:: SHORT TASK ::
Reproduce each line from the records that holds "JSON".
>> START SUPPLIED RECORDS
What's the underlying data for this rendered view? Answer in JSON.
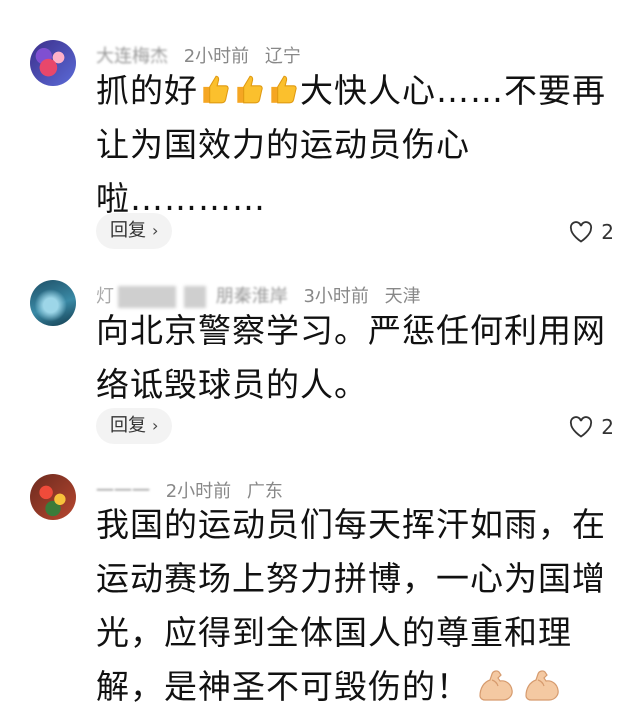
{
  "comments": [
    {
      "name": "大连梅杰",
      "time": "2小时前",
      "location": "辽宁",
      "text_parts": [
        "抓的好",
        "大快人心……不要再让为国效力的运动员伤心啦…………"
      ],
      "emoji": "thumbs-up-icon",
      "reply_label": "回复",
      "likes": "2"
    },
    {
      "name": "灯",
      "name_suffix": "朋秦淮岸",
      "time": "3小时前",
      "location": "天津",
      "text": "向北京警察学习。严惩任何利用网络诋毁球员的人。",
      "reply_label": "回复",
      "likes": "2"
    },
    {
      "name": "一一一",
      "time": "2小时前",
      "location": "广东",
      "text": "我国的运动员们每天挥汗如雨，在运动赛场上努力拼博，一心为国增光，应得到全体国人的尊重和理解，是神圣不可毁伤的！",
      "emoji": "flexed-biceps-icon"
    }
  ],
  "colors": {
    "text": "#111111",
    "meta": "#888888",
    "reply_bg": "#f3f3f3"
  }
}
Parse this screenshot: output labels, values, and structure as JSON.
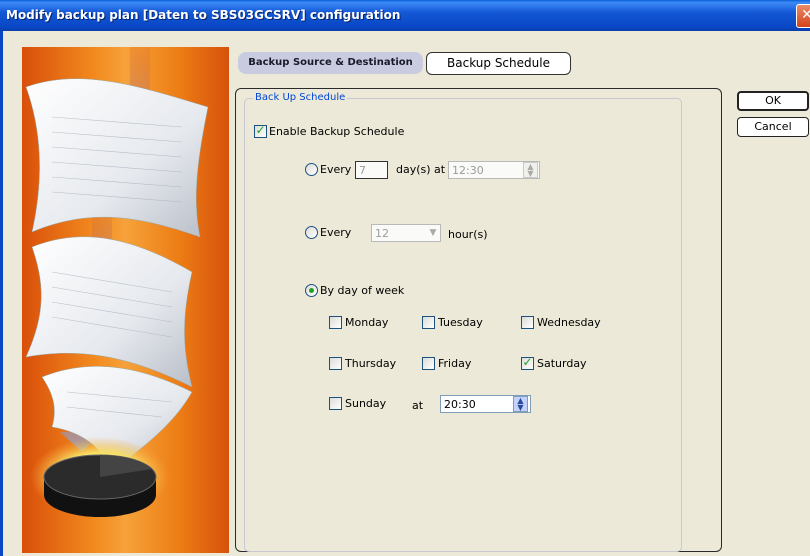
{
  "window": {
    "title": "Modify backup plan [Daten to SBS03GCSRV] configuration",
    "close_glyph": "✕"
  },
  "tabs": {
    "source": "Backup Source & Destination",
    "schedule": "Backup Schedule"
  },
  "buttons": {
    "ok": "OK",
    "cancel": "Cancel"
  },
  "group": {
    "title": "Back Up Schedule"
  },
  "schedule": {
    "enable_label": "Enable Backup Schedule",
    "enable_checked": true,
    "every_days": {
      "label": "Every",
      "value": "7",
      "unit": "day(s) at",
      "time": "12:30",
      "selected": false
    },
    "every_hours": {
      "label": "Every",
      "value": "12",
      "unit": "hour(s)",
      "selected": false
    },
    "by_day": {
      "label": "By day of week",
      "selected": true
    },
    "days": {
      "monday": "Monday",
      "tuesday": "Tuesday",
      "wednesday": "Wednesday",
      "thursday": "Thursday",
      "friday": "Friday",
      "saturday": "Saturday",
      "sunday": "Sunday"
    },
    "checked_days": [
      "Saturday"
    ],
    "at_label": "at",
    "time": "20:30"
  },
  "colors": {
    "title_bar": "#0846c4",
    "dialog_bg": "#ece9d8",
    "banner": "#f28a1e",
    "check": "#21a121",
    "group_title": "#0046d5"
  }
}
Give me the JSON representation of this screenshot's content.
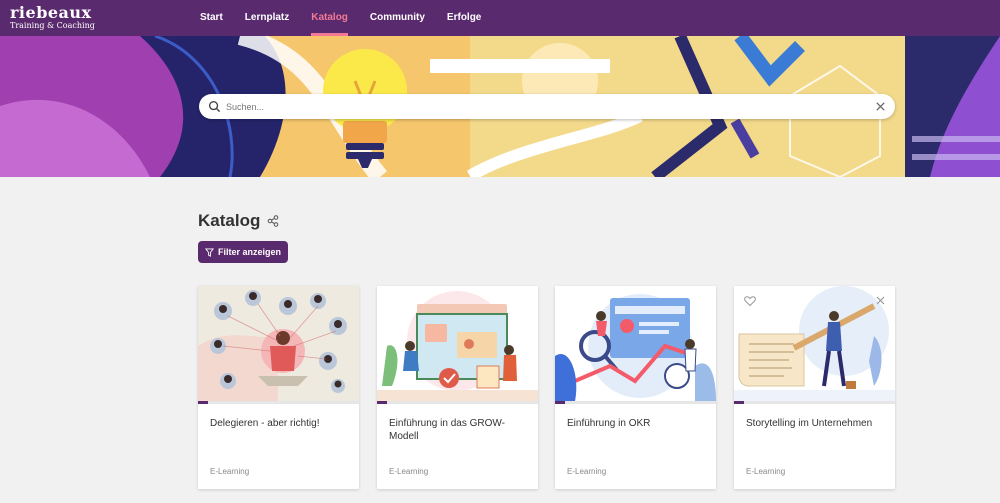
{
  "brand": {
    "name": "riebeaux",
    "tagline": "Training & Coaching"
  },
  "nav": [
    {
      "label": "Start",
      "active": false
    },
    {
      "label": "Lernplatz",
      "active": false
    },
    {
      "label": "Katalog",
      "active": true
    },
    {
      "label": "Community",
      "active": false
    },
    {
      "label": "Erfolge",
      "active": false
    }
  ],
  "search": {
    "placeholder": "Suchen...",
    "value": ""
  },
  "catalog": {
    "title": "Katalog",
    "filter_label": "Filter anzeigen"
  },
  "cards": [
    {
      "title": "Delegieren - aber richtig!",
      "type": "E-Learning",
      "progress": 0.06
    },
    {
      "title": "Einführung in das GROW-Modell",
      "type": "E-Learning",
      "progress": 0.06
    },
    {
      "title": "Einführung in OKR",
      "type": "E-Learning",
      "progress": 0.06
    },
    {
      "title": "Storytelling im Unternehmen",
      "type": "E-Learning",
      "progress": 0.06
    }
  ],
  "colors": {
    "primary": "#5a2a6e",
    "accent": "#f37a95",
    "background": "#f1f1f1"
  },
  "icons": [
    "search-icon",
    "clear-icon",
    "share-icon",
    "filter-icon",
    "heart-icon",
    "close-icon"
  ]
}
>> END SUPPLIED RECORDS
:: CORRECT RESPONSE ::
What's the underlying data for this rendered view? Answer in JSON.
Parse this screenshot: output labels, values, and structure as JSON.
Give me the JSON representation of this screenshot's content.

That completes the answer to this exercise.